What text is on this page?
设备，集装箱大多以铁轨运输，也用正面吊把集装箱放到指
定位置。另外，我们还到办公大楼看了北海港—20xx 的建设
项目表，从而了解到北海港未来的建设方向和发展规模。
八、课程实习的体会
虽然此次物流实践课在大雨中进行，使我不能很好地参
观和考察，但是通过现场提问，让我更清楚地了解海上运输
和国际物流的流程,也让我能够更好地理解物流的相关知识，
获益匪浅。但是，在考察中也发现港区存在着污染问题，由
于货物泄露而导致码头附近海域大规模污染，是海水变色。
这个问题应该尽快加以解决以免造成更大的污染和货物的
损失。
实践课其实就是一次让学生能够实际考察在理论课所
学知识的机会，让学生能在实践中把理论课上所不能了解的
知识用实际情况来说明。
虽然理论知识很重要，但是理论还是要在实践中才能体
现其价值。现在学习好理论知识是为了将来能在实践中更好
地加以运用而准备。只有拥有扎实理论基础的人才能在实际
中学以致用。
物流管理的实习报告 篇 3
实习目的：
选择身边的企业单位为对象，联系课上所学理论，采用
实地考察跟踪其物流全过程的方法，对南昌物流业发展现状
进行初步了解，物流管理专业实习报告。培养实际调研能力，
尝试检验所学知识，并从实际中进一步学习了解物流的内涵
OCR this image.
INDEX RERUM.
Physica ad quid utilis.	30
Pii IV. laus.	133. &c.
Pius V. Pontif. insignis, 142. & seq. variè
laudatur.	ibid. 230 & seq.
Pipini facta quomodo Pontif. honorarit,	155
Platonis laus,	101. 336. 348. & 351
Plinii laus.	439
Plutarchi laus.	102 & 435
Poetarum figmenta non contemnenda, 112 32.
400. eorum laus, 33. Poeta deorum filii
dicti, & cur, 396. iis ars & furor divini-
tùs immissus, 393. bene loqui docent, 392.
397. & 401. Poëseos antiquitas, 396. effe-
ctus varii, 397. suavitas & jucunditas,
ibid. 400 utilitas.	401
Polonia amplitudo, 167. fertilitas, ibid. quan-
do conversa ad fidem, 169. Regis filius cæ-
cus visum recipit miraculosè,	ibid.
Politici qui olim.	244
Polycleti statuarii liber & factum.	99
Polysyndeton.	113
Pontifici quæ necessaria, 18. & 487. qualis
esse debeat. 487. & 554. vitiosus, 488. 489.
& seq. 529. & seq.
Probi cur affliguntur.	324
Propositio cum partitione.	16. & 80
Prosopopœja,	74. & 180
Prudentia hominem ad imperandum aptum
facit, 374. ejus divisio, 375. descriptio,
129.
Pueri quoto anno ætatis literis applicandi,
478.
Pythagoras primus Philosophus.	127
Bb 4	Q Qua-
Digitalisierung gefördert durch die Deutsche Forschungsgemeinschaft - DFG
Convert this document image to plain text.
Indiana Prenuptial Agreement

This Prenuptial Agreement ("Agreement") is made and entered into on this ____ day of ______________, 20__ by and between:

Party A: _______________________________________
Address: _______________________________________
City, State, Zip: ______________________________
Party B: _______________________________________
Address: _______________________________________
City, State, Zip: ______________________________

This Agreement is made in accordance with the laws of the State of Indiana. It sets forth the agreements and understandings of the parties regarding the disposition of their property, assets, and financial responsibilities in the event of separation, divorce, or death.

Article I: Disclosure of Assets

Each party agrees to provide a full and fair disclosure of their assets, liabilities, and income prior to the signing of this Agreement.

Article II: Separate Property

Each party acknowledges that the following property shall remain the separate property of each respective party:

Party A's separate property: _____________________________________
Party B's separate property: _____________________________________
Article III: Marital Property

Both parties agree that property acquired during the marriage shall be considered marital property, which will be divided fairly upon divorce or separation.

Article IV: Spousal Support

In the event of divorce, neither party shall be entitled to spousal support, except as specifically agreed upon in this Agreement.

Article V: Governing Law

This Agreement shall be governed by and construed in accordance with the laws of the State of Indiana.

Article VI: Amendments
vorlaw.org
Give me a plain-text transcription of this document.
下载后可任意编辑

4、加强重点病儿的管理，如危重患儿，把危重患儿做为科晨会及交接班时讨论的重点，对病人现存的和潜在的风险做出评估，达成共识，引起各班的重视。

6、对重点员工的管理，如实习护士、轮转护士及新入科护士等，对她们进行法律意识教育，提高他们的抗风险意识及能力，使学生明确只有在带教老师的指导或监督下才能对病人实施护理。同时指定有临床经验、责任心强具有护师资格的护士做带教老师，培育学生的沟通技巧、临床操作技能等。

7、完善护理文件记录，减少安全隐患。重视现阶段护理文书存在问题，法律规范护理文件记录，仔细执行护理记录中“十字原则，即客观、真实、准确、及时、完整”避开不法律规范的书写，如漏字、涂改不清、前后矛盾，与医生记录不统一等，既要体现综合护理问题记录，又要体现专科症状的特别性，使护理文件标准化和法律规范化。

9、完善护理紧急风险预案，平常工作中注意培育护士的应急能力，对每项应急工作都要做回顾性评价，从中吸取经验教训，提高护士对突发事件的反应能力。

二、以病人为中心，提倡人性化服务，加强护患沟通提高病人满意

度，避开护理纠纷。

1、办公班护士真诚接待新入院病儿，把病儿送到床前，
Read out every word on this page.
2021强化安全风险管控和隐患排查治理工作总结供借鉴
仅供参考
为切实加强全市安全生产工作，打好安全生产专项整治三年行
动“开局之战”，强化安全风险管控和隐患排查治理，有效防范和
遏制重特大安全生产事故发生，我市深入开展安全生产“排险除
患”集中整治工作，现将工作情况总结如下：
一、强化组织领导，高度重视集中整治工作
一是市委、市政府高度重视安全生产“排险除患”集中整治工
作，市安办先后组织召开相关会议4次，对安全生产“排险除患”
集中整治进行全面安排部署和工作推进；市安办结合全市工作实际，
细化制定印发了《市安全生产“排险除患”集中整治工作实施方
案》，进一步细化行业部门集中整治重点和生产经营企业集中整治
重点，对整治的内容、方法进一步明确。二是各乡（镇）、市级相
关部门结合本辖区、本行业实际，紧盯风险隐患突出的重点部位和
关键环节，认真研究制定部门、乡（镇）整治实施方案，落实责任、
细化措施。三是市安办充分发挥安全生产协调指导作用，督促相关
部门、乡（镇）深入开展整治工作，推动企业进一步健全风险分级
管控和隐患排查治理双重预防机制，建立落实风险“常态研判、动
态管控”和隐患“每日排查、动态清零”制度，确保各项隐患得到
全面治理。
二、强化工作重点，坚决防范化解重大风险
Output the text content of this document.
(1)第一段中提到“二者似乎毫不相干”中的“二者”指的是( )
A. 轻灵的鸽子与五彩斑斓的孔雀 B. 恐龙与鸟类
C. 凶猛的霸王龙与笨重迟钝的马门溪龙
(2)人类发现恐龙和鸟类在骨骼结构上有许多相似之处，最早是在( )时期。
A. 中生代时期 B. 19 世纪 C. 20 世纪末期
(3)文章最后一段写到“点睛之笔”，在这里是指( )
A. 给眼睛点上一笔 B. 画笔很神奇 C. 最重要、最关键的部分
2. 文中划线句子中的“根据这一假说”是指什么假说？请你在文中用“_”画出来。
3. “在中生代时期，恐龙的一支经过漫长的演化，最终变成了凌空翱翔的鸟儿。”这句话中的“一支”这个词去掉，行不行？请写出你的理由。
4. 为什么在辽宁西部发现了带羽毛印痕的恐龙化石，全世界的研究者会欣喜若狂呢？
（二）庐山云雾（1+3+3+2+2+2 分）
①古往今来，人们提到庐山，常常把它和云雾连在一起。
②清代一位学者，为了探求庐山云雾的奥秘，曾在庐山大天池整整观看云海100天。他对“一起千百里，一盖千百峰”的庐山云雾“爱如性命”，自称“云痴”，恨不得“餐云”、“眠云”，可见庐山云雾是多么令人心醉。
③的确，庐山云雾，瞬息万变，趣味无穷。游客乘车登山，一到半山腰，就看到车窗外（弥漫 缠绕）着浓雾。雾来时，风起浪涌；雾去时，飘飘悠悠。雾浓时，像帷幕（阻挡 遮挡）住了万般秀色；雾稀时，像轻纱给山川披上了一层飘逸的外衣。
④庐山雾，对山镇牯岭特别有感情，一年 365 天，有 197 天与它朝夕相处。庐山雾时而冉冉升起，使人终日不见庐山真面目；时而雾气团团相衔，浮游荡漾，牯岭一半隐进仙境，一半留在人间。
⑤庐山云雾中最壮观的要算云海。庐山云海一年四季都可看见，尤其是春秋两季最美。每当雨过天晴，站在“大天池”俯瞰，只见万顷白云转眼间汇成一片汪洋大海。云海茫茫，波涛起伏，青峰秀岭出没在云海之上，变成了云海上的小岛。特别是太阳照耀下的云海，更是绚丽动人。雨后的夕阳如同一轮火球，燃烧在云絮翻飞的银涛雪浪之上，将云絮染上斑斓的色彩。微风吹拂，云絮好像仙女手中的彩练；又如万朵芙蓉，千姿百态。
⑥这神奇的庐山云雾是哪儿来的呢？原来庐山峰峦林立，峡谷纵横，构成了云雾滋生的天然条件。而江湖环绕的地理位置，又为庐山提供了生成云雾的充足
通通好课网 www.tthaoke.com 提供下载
————————
What to produce =
Look for the word "document" and return every line where it occurs.

Output for this task =
Convert this document image to plain text.
Give me a plain-text transcription of this document.
Output the text content of this document.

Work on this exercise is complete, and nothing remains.